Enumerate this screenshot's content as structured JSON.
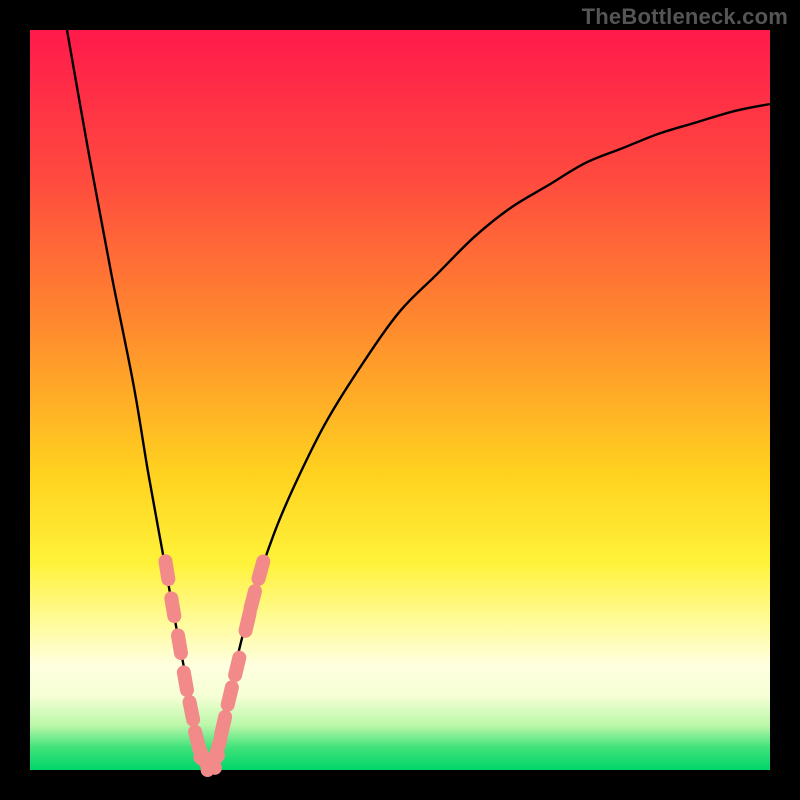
{
  "watermark": "TheBottleneck.com",
  "chart_data": {
    "type": "line",
    "title": "",
    "xlabel": "",
    "ylabel": "",
    "xlim": [
      0,
      100
    ],
    "ylim": [
      0,
      100
    ],
    "grid": false,
    "legend": false,
    "background_gradient_stops": [
      {
        "pos": 0.0,
        "color": "#ff1a4b"
      },
      {
        "pos": 0.2,
        "color": "#ff4a3f"
      },
      {
        "pos": 0.4,
        "color": "#ff8a2e"
      },
      {
        "pos": 0.6,
        "color": "#ffd21f"
      },
      {
        "pos": 0.72,
        "color": "#fff23a"
      },
      {
        "pos": 0.8,
        "color": "#fffb9a"
      },
      {
        "pos": 0.86,
        "color": "#ffffe0"
      },
      {
        "pos": 0.9,
        "color": "#f5ffd5"
      },
      {
        "pos": 0.94,
        "color": "#baf7a8"
      },
      {
        "pos": 0.97,
        "color": "#3fe27a"
      },
      {
        "pos": 1.0,
        "color": "#00d66a"
      }
    ],
    "series": [
      {
        "name": "bottleneck-curve",
        "note": "x in 0–100 arbitrary units, y = bottleneck percentage 0–100",
        "x": [
          5,
          8,
          11,
          14,
          16,
          18,
          20,
          22,
          23.5,
          25,
          27,
          30,
          33,
          36,
          40,
          45,
          50,
          55,
          60,
          65,
          70,
          75,
          80,
          85,
          90,
          95,
          100
        ],
        "y": [
          100,
          83,
          67,
          52,
          40,
          29,
          18,
          8,
          1,
          2,
          11,
          23,
          32,
          39,
          47,
          55,
          62,
          67,
          72,
          76,
          79,
          82,
          84,
          86,
          87.5,
          89,
          90
        ]
      }
    ],
    "scatter": {
      "name": "highlight-dots",
      "color": "#f28a8a",
      "note": "pink segment markers along the curve near the minimum",
      "points": [
        {
          "x": 18.5,
          "y": 27
        },
        {
          "x": 19.3,
          "y": 22
        },
        {
          "x": 20.2,
          "y": 17
        },
        {
          "x": 21.0,
          "y": 12
        },
        {
          "x": 21.8,
          "y": 8
        },
        {
          "x": 22.6,
          "y": 4
        },
        {
          "x": 23.3,
          "y": 2
        },
        {
          "x": 24.0,
          "y": 1
        },
        {
          "x": 24.7,
          "y": 1
        },
        {
          "x": 25.4,
          "y": 3
        },
        {
          "x": 26.1,
          "y": 6
        },
        {
          "x": 27.0,
          "y": 10
        },
        {
          "x": 28.0,
          "y": 14
        },
        {
          "x": 29.4,
          "y": 20
        },
        {
          "x": 30.1,
          "y": 23
        },
        {
          "x": 31.2,
          "y": 27
        }
      ]
    }
  }
}
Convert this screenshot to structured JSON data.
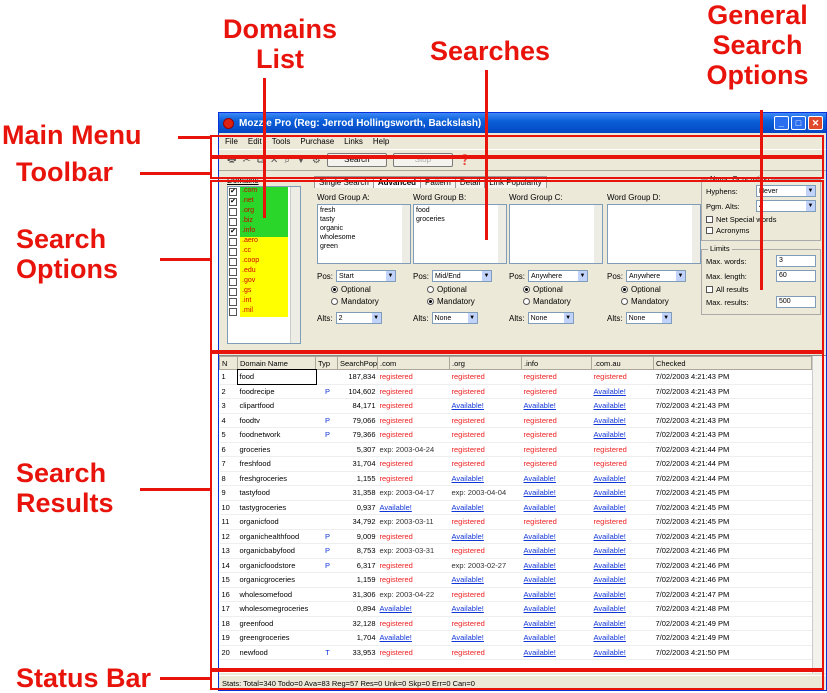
{
  "annotations": {
    "domains_list": "Domains\nList",
    "searches": "Searches",
    "general_search_options": "General\nSearch\nOptions",
    "main_menu": "Main Menu",
    "toolbar": "Toolbar",
    "search_options": "Search\nOptions",
    "search_results": "Search\nResults",
    "status_bar": "Status Bar"
  },
  "window": {
    "title": "Mozzle Pro (Reg: Jerrod Hollingsworth, Backslash)",
    "controls": [
      "_",
      "□",
      "✕"
    ]
  },
  "menu": [
    "File",
    "Edit",
    "Tools",
    "Purchase",
    "Links",
    "Help"
  ],
  "toolbar": {
    "search_label": "Search",
    "stop_label": "Stop"
  },
  "domains": {
    "label": "Domains",
    "items": [
      {
        "name": ".com",
        "checked": true,
        "color": "#2ad62a"
      },
      {
        "name": ".net",
        "checked": true,
        "color": "#2ad62a"
      },
      {
        "name": ".org",
        "checked": false,
        "color": "#2ad62a"
      },
      {
        "name": ".biz",
        "checked": false,
        "color": "#2ad62a"
      },
      {
        "name": ".info",
        "checked": true,
        "color": "#2ad62a"
      },
      {
        "name": ".aero",
        "checked": false,
        "color": "#ffff00"
      },
      {
        "name": ".cc",
        "checked": false,
        "color": "#ffff00"
      },
      {
        "name": ".coop",
        "checked": false,
        "color": "#ffff00"
      },
      {
        "name": ".edu",
        "checked": false,
        "color": "#ffff00"
      },
      {
        "name": ".gov",
        "checked": false,
        "color": "#ffff00"
      },
      {
        "name": ".gs",
        "checked": false,
        "color": "#ffff00"
      },
      {
        "name": ".int",
        "checked": false,
        "color": "#ffff00"
      },
      {
        "name": ".mil",
        "checked": false,
        "color": "#ffff00"
      }
    ]
  },
  "tabs": [
    "Single Search",
    "Advanced",
    "Pattern",
    "Detail",
    "Link Popularity"
  ],
  "word_groups": [
    {
      "label": "Word Group A:",
      "words": "fresh\ntasty\norganic\nwholesome\ngreen",
      "pos": "Start",
      "radio": "Optional",
      "alts": "2"
    },
    {
      "label": "Word Group B:",
      "words": "food\ngroceries",
      "pos": "Mid/End",
      "radio": "Mandatory",
      "alts": "None"
    },
    {
      "label": "Word Group C:",
      "words": "",
      "pos": "Anywhere",
      "radio": "Optional",
      "alts": "None"
    },
    {
      "label": "Word Group D:",
      "words": "",
      "pos": "Anywhere",
      "radio": "Optional",
      "alts": "None"
    }
  ],
  "labels": {
    "pos": "Pos:",
    "optional": "Optional",
    "mandatory": "Mandatory",
    "alts": "Alts:"
  },
  "general": {
    "name_generation": "Name Generation",
    "hyphens_label": "Hyphens:",
    "hyphens_value": "Never",
    "pgm_alts_label": "Pgm. Alts:",
    "pgm_alts_value": "4",
    "net_special": "Net Special words",
    "acronyms": "Acronyms",
    "limits": "Limits",
    "max_words_label": "Max. words:",
    "max_words_value": "3",
    "max_length_label": "Max. length:",
    "max_length_value": "60",
    "all_results": "All results",
    "max_results_label": "Max. results:",
    "max_results_value": "500"
  },
  "results": {
    "columns": [
      "N",
      "Domain Name",
      "Typ",
      "SearchPop",
      ".com",
      ".org",
      ".info",
      ".com.au",
      "Checked"
    ],
    "rows": [
      [
        "1",
        "food",
        "",
        "187,834",
        "registered",
        "registered",
        "registered",
        "registered",
        "7/02/2003 4:21:43 PM"
      ],
      [
        "2",
        "foodrecipe",
        "P",
        "104,602",
        "registered",
        "registered",
        "registered",
        "Available!",
        "7/02/2003 4:21:43 PM"
      ],
      [
        "3",
        "clipartfood",
        "",
        "84,171",
        "registered",
        "Available!",
        "Available!",
        "Available!",
        "7/02/2003 4:21:43 PM"
      ],
      [
        "4",
        "foodtv",
        "P",
        "79,066",
        "registered",
        "registered",
        "registered",
        "Available!",
        "7/02/2003 4:21:43 PM"
      ],
      [
        "5",
        "foodnetwork",
        "P",
        "79,366",
        "registered",
        "registered",
        "registered",
        "Available!",
        "7/02/2003 4:21:43 PM"
      ],
      [
        "6",
        "groceries",
        "",
        "5,307",
        "exp: 2003-04-24",
        "registered",
        "registered",
        "registered",
        "7/02/2003 4:21:44 PM"
      ],
      [
        "7",
        "freshfood",
        "",
        "31,704",
        "registered",
        "registered",
        "registered",
        "registered",
        "7/02/2003 4:21:44 PM"
      ],
      [
        "8",
        "freshgroceries",
        "",
        "1,155",
        "registered",
        "Available!",
        "Available!",
        "Available!",
        "7/02/2003 4:21:44 PM"
      ],
      [
        "9",
        "tastyfood",
        "",
        "31,358",
        "exp: 2003-04-17",
        "exp: 2003-04-04",
        "Available!",
        "Available!",
        "7/02/2003 4:21:45 PM"
      ],
      [
        "10",
        "tastygroceries",
        "",
        "0,937",
        "Available!",
        "Available!",
        "Available!",
        "Available!",
        "7/02/2003 4:21:45 PM"
      ],
      [
        "11",
        "organicfood",
        "",
        "34,792",
        "exp: 2003-03-11",
        "registered",
        "registered",
        "registered",
        "7/02/2003 4:21:45 PM"
      ],
      [
        "12",
        "organichealthfood",
        "P",
        "9,009",
        "registered",
        "Available!",
        "Available!",
        "Available!",
        "7/02/2003 4:21:45 PM"
      ],
      [
        "13",
        "organicbabyfood",
        "P",
        "8,753",
        "exp: 2003-03-31",
        "registered",
        "Available!",
        "Available!",
        "7/02/2003 4:21:46 PM"
      ],
      [
        "14",
        "organicfoodstore",
        "P",
        "6,317",
        "registered",
        "exp: 2003-02-27",
        "Available!",
        "Available!",
        "7/02/2003 4:21:46 PM"
      ],
      [
        "15",
        "organicgroceries",
        "",
        "1,159",
        "registered",
        "Available!",
        "Available!",
        "Available!",
        "7/02/2003 4:21:46 PM"
      ],
      [
        "16",
        "wholesomefood",
        "",
        "31,306",
        "exp: 2003-04-22",
        "registered",
        "Available!",
        "Available!",
        "7/02/2003 4:21:47 PM"
      ],
      [
        "17",
        "wholesomegroceries",
        "",
        "0,894",
        "Available!",
        "Available!",
        "Available!",
        "Available!",
        "7/02/2003 4:21:48 PM"
      ],
      [
        "18",
        "greenfood",
        "",
        "32,128",
        "registered",
        "registered",
        "Available!",
        "Available!",
        "7/02/2003 4:21:49 PM"
      ],
      [
        "19",
        "greengroceries",
        "",
        "1,704",
        "Available!",
        "Available!",
        "Available!",
        "Available!",
        "7/02/2003 4:21:49 PM"
      ],
      [
        "20",
        "newfood",
        "T",
        "33,953",
        "registered",
        "registered",
        "Available!",
        "Available!",
        "7/02/2003 4:21:50 PM"
      ]
    ]
  },
  "status": "Stats: Total=340 Todo=0 Ava=83 Reg=57 Res=0 Unk=0 Skp=0 Err=0 Can=0"
}
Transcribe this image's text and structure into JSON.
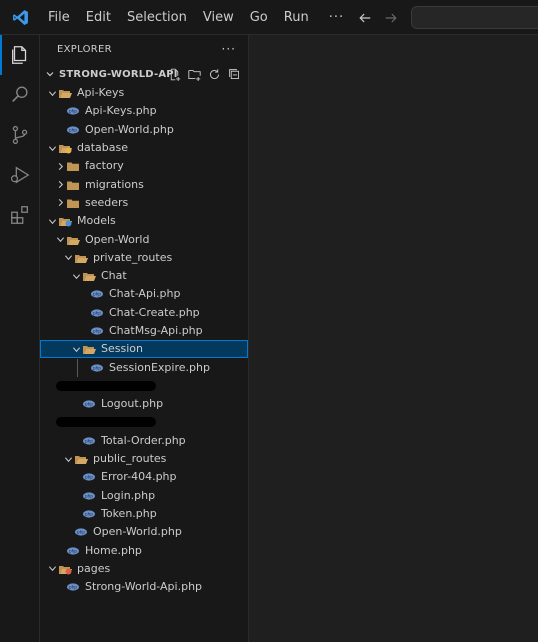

## TO BE DONE
In the records above, locate each line with the word "note". Copy all such lines.

## RIGHT ANSWER
        "note": "x in 0–100 arbitrary units, y = bottleneck percentage 0–100",
      "note": "pink segment markers along the curve near the minimum",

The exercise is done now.